■ Aim ■
All of the material below is to be retyped exactly.

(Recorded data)
[start]

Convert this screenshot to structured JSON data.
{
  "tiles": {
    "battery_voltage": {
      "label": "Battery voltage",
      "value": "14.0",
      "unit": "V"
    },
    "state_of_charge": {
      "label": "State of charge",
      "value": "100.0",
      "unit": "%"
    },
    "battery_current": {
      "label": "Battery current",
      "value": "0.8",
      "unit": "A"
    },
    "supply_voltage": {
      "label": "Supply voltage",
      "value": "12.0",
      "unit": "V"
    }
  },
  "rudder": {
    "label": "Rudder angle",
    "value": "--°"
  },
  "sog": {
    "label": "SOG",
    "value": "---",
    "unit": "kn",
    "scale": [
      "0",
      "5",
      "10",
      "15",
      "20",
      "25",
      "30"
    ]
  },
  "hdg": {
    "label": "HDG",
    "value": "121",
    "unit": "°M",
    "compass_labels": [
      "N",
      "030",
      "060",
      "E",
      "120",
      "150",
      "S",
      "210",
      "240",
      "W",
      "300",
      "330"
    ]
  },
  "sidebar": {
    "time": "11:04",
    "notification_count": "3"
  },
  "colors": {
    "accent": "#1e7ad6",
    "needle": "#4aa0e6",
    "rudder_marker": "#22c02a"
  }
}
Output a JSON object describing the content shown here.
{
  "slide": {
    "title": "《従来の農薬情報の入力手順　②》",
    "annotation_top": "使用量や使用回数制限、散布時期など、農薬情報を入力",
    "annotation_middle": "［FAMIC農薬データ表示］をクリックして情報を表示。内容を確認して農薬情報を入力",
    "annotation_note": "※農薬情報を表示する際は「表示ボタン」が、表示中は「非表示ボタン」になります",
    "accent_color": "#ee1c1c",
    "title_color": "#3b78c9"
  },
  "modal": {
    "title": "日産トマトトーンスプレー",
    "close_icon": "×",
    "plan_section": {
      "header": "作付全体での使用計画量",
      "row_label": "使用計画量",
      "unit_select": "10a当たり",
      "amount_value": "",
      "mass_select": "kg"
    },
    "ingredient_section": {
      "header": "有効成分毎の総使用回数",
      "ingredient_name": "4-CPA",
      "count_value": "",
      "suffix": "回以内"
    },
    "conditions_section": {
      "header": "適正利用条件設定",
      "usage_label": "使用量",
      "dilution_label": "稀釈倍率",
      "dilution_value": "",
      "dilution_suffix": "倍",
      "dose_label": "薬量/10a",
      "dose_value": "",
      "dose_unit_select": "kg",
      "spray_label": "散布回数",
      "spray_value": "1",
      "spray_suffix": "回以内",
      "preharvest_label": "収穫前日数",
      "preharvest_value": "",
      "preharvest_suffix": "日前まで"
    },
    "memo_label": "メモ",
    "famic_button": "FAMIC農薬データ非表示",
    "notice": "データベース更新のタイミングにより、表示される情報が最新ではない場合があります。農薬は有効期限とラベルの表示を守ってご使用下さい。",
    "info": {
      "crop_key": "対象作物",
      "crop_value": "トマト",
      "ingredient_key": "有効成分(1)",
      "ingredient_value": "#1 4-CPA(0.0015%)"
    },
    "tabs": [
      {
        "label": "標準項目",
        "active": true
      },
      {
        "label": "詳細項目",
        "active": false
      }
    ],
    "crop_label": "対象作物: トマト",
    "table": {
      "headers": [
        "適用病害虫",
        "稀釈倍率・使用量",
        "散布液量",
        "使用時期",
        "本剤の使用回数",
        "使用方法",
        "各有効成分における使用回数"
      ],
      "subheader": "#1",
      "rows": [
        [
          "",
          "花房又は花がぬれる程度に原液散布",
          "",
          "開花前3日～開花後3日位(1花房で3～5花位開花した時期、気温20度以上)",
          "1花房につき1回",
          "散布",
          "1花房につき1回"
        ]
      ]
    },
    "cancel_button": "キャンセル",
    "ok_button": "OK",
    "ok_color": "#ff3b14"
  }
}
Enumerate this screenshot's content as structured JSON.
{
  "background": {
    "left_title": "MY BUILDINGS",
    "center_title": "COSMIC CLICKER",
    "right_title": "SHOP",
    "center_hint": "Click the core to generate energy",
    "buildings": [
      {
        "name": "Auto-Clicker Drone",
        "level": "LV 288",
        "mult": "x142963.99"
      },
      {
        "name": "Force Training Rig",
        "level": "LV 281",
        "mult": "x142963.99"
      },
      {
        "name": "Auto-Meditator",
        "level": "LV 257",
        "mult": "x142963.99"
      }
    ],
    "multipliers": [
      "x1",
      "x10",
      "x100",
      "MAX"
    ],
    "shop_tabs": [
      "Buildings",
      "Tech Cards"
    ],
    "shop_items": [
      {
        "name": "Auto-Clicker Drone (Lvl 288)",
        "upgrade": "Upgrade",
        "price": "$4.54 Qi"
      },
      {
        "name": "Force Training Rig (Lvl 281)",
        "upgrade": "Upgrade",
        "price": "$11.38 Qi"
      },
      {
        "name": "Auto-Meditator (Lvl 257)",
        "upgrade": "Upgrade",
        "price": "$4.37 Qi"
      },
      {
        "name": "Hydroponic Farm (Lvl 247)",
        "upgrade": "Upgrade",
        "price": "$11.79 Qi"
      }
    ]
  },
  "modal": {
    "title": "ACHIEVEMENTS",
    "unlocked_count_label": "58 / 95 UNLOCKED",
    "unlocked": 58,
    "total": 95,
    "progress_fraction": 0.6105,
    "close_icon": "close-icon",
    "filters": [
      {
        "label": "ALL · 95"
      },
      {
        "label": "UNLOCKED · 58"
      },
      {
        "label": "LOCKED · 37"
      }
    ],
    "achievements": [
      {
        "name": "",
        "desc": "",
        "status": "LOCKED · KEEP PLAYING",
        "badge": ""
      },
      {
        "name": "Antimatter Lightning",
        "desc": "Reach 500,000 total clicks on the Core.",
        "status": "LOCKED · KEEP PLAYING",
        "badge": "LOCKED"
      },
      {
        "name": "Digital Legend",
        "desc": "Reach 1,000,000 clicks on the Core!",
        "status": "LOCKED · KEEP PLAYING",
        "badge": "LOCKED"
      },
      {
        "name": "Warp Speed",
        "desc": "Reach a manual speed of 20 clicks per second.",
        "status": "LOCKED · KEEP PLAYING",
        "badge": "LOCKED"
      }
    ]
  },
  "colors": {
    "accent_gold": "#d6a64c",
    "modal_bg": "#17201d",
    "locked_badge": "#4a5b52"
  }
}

[end]

■ Complete output ■
Convert this screenshot to structured JSON data.
{
  "tiles": {
    "battery_voltage": {
      "label": "Battery voltage",
      "value": "14.0",
      "unit": "V"
    },
    "state_of_charge": {
      "label": "State of charge",
      "value": "100.0",
      "unit": "%"
    },
    "battery_current": {
      "label": "Battery current",
      "value": "0.8",
      "unit": "A"
    },
    "supply_voltage": {
      "label": "Supply voltage",
      "value": "12.0",
      "unit": "V"
    }
  },
  "rudder": {
    "label": "Rudder angle",
    "value": "--°"
  },
  "sog": {
    "label": "SOG",
    "value": "---",
    "unit": "kn",
    "scale": [
      "0",
      "5",
      "10",
      "15",
      "20",
      "25",
      "30"
    ]
  },
  "hdg": {
    "label": "HDG",
    "value": "121",
    "unit": "°M",
    "compass_labels": [
      "N",
      "030",
      "060",
      "E",
      "120",
      "150",
      "S",
      "210",
      "240",
      "W",
      "300",
      "330"
    ]
  },
  "sidebar": {
    "time": "11:04",
    "notification_count": "3"
  },
  "colors": {
    "accent": "#1e7ad6",
    "needle": "#4aa0e6",
    "rudder_marker": "#22c02a"
  }
}
Output a JSON object describing the content shown here.
{
  "slide": {
    "title": "《従来の農薬情報の入力手順　②》",
    "annotation_top": "使用量や使用回数制限、散布時期など、農薬情報を入力",
    "annotation_middle": "［FAMIC農薬データ表示］をクリックして情報を表示。内容を確認して農薬情報を入力",
    "annotation_note": "※農薬情報を表示する際は「表示ボタン」が、表示中は「非表示ボタン」になります",
    "accent_color": "#ee1c1c",
    "title_color": "#3b78c9"
  },
  "modal": {
    "title": "日産トマトトーンスプレー",
    "close_icon": "×",
    "plan_section": {
      "header": "作付全体での使用計画量",
      "row_label": "使用計画量",
      "unit_select": "10a当たり",
      "amount_value": "",
      "mass_select": "kg"
    },
    "ingredient_section": {
      "header": "有効成分毎の総使用回数",
      "ingredient_name": "4-CPA",
      "count_value": "",
      "suffix": "回以内"
    },
    "conditions_section": {
      "header": "適正利用条件設定",
      "usage_label": "使用量",
      "dilution_label": "稀釈倍率",
      "dilution_value": "",
      "dilution_suffix": "倍",
      "dose_label": "薬量/10a",
      "dose_value": "",
      "dose_unit_select": "kg",
      "spray_label": "散布回数",
      "spray_value": "1",
      "spray_suffix": "回以内",
      "preharvest_label": "収穫前日数",
      "preharvest_value": "",
      "preharvest_suffix": "日前まで"
    },
    "memo_label": "メモ",
    "famic_button": "FAMIC農薬データ非表示",
    "notice": "データベース更新のタイミングにより、表示される情報が最新ではない場合があります。農薬は有効期限とラベルの表示を守ってご使用下さい。",
    "info": {
      "crop_key": "対象作物",
      "crop_value": "トマト",
      "ingredient_key": "有効成分(1)",
      "ingredient_value": "#1 4-CPA(0.0015%)"
    },
    "tabs": [
      {
        "label": "標準項目",
        "active": true
      },
      {
        "label": "詳細項目",
        "active": false
      }
    ],
    "crop_label": "対象作物: トマト",
    "table": {
      "headers": [
        "適用病害虫",
        "稀釈倍率・使用量",
        "散布液量",
        "使用時期",
        "本剤の使用回数",
        "使用方法",
        "各有効成分における使用回数"
      ],
      "subheader": "#1",
      "rows": [
        [
          "",
          "花房又は花がぬれる程度に原液散布",
          "",
          "開花前3日～開花後3日位(1花房で3～5花位開花した時期、気温20度以上)",
          "1花房につき1回",
          "散布",
          "1花房につき1回"
        ]
      ]
    },
    "cancel_button": "キャンセル",
    "ok_button": "OK",
    "ok_color": "#ff3b14"
  }
}
Enumerate this screenshot's content as structured JSON.
{
  "background": {
    "left_title": "MY BUILDINGS",
    "center_title": "COSMIC CLICKER",
    "right_title": "SHOP",
    "center_hint": "Click the core to generate energy",
    "buildings": [
      {
        "name": "Auto-Clicker Drone",
        "level": "LV 288",
        "mult": "x142963.99"
      },
      {
        "name": "Force Training Rig",
        "level": "LV 281",
        "mult": "x142963.99"
      },
      {
        "name": "Auto-Meditator",
        "level": "LV 257",
        "mult": "x142963.99"
      }
    ],
    "multipliers": [
      "x1",
      "x10",
      "x100",
      "MAX"
    ],
    "shop_tabs": [
      "Buildings",
      "Tech Cards"
    ],
    "shop_items": [
      {
        "name": "Auto-Clicker Drone (Lvl 288)",
        "upgrade": "Upgrade",
        "price": "$4.54 Qi"
      },
      {
        "name": "Force Training Rig (Lvl 281)",
        "upgrade": "Upgrade",
        "price": "$11.38 Qi"
      },
      {
        "name": "Auto-Meditator (Lvl 257)",
        "upgrade": "Upgrade",
        "price": "$4.37 Qi"
      },
      {
        "name": "Hydroponic Farm (Lvl 247)",
        "upgrade": "Upgrade",
        "price": "$11.79 Qi"
      }
    ]
  },
  "modal": {
    "title": "ACHIEVEMENTS",
    "unlocked_count_label": "58 / 95 UNLOCKED",
    "unlocked": 58,
    "total": 95,
    "progress_fraction": 0.6105,
    "close_icon": "close-icon",
    "filters": [
      {
        "label": "ALL · 95"
      },
      {
        "label": "UNLOCKED · 58"
      },
      {
        "label": "LOCKED · 37"
      }
    ],
    "achievements": [
      {
        "name": "",
        "desc": "",
        "status": "LOCKED · KEEP PLAYING",
        "badge": ""
      },
      {
        "name": "Antimatter Lightning",
        "desc": "Reach 500,000 total clicks on the Core.",
        "status": "LOCKED · KEEP PLAYING",
        "badge": "LOCKED"
      },
      {
        "name": "Digital Legend",
        "desc": "Reach 1,000,000 clicks on the Core!",
        "status": "LOCKED · KEEP PLAYING",
        "badge": "LOCKED"
      },
      {
        "name": "Warp Speed",
        "desc": "Reach a manual speed of 20 clicks per second.",
        "status": "LOCKED · KEEP PLAYING",
        "badge": "LOCKED"
      }
    ]
  },
  "colors": {
    "accent_gold": "#d6a64c",
    "modal_bg": "#17201d",
    "locked_badge": "#4a5b52"
  }
}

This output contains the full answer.